# WHAT IS REQUIRED
The records that follow must be repeated verbatim, every one of them.

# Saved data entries
****************************************
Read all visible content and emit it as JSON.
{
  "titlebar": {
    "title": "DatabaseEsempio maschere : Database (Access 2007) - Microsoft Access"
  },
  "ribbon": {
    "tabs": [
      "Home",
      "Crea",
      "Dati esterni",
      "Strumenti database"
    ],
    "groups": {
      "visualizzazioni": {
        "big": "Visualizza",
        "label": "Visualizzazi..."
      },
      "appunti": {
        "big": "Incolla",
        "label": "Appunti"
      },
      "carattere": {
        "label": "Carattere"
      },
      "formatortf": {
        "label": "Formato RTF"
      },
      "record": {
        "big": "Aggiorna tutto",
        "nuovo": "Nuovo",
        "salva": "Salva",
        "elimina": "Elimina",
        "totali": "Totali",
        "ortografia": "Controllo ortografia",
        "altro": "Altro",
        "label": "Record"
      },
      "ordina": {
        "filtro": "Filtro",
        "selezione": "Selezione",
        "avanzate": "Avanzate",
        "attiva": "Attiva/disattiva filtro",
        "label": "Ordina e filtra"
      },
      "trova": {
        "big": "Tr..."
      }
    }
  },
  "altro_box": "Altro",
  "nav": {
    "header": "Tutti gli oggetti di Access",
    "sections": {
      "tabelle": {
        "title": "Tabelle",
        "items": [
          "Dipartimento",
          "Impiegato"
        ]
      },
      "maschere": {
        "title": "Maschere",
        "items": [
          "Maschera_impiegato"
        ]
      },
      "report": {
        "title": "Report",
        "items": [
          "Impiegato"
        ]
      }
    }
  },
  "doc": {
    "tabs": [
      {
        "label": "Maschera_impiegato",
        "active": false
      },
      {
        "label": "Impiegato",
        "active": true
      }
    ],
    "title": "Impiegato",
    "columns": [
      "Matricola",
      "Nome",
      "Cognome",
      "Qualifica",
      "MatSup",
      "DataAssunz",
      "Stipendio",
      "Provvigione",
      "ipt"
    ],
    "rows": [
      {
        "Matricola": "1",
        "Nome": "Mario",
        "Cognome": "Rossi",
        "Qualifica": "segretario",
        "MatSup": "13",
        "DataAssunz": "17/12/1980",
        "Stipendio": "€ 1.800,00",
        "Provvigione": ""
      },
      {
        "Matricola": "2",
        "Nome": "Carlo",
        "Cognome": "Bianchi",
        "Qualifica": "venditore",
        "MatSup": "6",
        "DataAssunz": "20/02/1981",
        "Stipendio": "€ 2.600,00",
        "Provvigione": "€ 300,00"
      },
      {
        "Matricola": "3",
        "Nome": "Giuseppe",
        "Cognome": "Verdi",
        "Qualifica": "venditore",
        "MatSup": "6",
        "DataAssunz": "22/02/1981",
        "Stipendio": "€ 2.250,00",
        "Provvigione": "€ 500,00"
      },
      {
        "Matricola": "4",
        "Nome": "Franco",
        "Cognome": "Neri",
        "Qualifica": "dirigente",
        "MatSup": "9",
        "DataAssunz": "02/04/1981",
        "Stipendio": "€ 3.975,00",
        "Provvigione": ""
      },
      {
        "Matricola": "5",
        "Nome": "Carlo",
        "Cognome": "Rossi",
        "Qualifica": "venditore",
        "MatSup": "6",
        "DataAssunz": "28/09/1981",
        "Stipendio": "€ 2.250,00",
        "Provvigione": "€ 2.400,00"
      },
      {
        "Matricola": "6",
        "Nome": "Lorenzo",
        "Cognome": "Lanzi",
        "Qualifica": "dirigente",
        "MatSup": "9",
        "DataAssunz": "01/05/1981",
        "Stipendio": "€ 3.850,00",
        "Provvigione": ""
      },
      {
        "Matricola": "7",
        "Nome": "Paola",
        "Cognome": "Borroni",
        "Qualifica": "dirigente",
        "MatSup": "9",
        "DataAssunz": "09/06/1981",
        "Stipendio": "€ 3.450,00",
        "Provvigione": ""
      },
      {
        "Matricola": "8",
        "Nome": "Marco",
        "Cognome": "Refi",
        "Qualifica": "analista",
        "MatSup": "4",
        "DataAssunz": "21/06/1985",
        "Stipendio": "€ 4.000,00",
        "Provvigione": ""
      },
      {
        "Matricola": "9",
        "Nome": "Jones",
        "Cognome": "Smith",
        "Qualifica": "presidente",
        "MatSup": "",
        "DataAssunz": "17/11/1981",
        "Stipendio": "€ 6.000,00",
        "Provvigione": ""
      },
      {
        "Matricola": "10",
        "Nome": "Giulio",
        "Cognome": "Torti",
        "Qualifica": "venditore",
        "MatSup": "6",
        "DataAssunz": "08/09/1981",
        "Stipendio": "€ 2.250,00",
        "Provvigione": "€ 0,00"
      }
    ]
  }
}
****************************************
# REPLY TO THE TASK
Read all visible content and emit it as JSON.
{
  "titlebar": {
    "title": "DatabaseEsempio maschere : Database (Access 2007) - Microsoft Access"
  },
  "ribbon": {
    "tabs": [
      "Home",
      "Crea",
      "Dati esterni",
      "Strumenti database"
    ],
    "groups": {
      "visualizzazioni": {
        "big": "Visualizza",
        "label": "Visualizzazi..."
      },
      "appunti": {
        "big": "Incolla",
        "label": "Appunti"
      },
      "carattere": {
        "label": "Carattere"
      },
      "formatortf": {
        "label": "Formato RTF"
      },
      "record": {
        "big": "Aggiorna tutto",
        "nuovo": "Nuovo",
        "salva": "Salva",
        "elimina": "Elimina",
        "totali": "Totali",
        "ortografia": "Controllo ortografia",
        "altro": "Altro",
        "label": "Record"
      },
      "ordina": {
        "filtro": "Filtro",
        "selezione": "Selezione",
        "avanzate": "Avanzate",
        "attiva": "Attiva/disattiva filtro",
        "label": "Ordina e filtra"
      },
      "trova": {
        "big": "Tr..."
      }
    }
  },
  "altro_box": "Altro",
  "nav": {
    "header": "Tutti gli oggetti di Access",
    "sections": {
      "tabelle": {
        "title": "Tabelle",
        "items": [
          "Dipartimento",
          "Impiegato"
        ]
      },
      "maschere": {
        "title": "Maschere",
        "items": [
          "Maschera_impiegato"
        ]
      },
      "report": {
        "title": "Report",
        "items": [
          "Impiegato"
        ]
      }
    }
  },
  "doc": {
    "tabs": [
      {
        "label": "Maschera_impiegato",
        "active": false
      },
      {
        "label": "Impiegato",
        "active": true
      }
    ],
    "title": "Impiegato",
    "columns": [
      "Matricola",
      "Nome",
      "Cognome",
      "Qualifica",
      "MatSup",
      "DataAssunz",
      "Stipendio",
      "Provvigione",
      "ipt"
    ],
    "rows": [
      {
        "Matricola": "1",
        "Nome": "Mario",
        "Cognome": "Rossi",
        "Qualifica": "segretario",
        "MatSup": "13",
        "DataAssunz": "17/12/1980",
        "Stipendio": "€ 1.800,00",
        "Provvigione": ""
      },
      {
        "Matricola": "2",
        "Nome": "Carlo",
        "Cognome": "Bianchi",
        "Qualifica": "venditore",
        "MatSup": "6",
        "DataAssunz": "20/02/1981",
        "Stipendio": "€ 2.600,00",
        "Provvigione": "€ 300,00"
      },
      {
        "Matricola": "3",
        "Nome": "Giuseppe",
        "Cognome": "Verdi",
        "Qualifica": "venditore",
        "MatSup": "6",
        "DataAssunz": "22/02/1981",
        "Stipendio": "€ 2.250,00",
        "Provvigione": "€ 500,00"
      },
      {
        "Matricola": "4",
        "Nome": "Franco",
        "Cognome": "Neri",
        "Qualifica": "dirigente",
        "MatSup": "9",
        "DataAssunz": "02/04/1981",
        "Stipendio": "€ 3.975,00",
        "Provvigione": ""
      },
      {
        "Matricola": "5",
        "Nome": "Carlo",
        "Cognome": "Rossi",
        "Qualifica": "venditore",
        "MatSup": "6",
        "DataAssunz": "28/09/1981",
        "Stipendio": "€ 2.250,00",
        "Provvigione": "€ 2.400,00"
      },
      {
        "Matricola": "6",
        "Nome": "Lorenzo",
        "Cognome": "Lanzi",
        "Qualifica": "dirigente",
        "MatSup": "9",
        "DataAssunz": "01/05/1981",
        "Stipendio": "€ 3.850,00",
        "Provvigione": ""
      },
      {
        "Matricola": "7",
        "Nome": "Paola",
        "Cognome": "Borroni",
        "Qualifica": "dirigente",
        "MatSup": "9",
        "DataAssunz": "09/06/1981",
        "Stipendio": "€ 3.450,00",
        "Provvigione": ""
      },
      {
        "Matricola": "8",
        "Nome": "Marco",
        "Cognome": "Refi",
        "Qualifica": "analista",
        "MatSup": "4",
        "DataAssunz": "21/06/1985",
        "Stipendio": "€ 4.000,00",
        "Provvigione": ""
      },
      {
        "Matricola": "9",
        "Nome": "Jones",
        "Cognome": "Smith",
        "Qualifica": "presidente",
        "MatSup": "",
        "DataAssunz": "17/11/1981",
        "Stipendio": "€ 6.000,00",
        "Provvigione": ""
      },
      {
        "Matricola": "10",
        "Nome": "Giulio",
        "Cognome": "Torti",
        "Qualifica": "venditore",
        "MatSup": "6",
        "DataAssunz": "08/09/1981",
        "Stipendio": "€ 2.250,00",
        "Provvigione": "€ 0,00"
      }
    ]
  }
}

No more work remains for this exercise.